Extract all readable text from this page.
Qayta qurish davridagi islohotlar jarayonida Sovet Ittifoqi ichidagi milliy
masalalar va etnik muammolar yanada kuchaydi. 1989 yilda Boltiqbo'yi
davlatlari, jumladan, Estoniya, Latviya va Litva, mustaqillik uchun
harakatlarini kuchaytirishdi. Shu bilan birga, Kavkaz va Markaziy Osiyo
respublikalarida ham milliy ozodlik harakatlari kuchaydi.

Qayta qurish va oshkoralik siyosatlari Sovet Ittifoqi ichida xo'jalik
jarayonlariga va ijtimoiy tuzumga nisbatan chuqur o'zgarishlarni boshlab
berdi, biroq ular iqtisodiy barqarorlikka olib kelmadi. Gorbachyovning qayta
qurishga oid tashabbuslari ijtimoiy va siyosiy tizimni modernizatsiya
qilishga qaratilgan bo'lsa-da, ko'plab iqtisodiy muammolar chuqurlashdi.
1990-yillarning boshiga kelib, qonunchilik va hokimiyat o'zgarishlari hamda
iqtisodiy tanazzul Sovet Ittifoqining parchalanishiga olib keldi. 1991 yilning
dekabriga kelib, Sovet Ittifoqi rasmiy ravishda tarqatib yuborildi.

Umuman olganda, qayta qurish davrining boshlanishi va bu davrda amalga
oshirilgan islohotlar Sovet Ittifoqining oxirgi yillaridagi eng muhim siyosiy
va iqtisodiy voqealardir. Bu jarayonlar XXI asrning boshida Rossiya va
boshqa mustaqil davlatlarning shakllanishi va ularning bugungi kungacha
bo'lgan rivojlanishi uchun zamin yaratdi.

Work to be completed: Give the number of lines in the listing above that contain "iqtisodiy", and nothing else.

Output: 4